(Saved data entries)

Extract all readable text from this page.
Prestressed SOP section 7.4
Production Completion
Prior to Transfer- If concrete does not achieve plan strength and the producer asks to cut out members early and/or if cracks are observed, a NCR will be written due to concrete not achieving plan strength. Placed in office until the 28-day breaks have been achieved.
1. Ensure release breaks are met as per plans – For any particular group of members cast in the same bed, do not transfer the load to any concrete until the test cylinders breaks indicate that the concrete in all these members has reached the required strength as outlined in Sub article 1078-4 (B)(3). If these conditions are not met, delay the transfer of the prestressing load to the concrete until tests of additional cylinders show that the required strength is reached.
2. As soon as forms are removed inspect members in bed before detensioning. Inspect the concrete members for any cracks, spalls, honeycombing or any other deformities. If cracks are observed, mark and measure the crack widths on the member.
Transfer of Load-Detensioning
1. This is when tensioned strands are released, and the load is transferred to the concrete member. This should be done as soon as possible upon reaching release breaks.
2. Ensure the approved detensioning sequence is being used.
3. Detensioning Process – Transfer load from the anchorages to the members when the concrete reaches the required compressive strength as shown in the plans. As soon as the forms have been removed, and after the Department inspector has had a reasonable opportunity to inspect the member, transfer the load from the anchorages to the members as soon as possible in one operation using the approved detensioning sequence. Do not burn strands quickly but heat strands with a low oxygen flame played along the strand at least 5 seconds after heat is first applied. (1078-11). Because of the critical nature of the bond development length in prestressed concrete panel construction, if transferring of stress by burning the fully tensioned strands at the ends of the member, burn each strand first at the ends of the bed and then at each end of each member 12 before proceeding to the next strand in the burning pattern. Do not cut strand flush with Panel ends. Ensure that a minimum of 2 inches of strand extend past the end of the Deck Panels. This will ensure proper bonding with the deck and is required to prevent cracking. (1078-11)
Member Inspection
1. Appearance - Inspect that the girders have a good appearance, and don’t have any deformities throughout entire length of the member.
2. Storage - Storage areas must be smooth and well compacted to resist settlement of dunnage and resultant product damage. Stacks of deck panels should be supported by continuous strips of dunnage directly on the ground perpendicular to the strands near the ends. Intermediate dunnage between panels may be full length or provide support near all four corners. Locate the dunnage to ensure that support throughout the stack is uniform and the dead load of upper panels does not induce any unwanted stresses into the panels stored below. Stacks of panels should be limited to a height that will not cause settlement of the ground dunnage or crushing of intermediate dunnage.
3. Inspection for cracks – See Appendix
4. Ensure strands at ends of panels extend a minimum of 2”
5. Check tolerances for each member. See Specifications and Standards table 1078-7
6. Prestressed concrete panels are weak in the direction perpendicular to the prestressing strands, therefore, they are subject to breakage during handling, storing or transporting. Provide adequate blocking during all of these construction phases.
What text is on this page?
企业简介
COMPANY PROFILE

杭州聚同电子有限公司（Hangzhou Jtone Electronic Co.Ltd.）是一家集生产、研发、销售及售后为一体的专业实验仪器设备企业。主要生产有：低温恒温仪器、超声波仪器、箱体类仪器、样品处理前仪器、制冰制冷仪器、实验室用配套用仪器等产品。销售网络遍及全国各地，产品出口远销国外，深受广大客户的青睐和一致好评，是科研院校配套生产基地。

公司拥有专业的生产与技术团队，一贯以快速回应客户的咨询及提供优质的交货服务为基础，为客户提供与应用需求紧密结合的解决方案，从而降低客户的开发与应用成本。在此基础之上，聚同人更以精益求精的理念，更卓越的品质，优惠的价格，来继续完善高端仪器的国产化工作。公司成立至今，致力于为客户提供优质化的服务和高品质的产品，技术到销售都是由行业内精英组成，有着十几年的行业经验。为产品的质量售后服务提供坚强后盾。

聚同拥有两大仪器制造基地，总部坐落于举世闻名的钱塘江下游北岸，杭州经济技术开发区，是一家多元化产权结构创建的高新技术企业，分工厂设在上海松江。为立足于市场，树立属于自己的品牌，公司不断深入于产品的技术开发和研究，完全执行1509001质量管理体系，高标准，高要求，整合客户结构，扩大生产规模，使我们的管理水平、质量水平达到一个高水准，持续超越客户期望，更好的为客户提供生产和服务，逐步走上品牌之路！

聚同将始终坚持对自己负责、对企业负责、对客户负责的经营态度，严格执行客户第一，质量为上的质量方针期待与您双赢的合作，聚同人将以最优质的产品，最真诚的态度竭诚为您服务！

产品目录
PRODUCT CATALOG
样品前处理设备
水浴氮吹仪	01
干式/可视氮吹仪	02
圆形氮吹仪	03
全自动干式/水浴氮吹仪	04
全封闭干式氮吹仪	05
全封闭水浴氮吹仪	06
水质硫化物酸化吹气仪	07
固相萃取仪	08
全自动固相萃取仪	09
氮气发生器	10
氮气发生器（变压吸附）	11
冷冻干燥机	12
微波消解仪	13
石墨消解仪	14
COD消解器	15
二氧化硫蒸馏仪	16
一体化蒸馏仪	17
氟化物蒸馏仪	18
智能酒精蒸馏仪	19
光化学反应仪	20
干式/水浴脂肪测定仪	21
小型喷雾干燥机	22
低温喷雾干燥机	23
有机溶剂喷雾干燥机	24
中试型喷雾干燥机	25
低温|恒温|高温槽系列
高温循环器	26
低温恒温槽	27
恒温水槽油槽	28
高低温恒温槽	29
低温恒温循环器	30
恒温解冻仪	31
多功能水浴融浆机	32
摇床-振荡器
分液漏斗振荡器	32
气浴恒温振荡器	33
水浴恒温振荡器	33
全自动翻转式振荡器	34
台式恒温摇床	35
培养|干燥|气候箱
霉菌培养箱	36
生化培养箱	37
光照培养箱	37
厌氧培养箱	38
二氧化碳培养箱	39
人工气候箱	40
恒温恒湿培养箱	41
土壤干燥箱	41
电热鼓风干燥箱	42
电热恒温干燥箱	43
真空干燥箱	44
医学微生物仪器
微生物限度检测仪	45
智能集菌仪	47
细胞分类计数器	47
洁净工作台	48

◆ Work required
Tally up the lines holding the string "members" in this listing, and report the total alone.

◆ Exercise output
4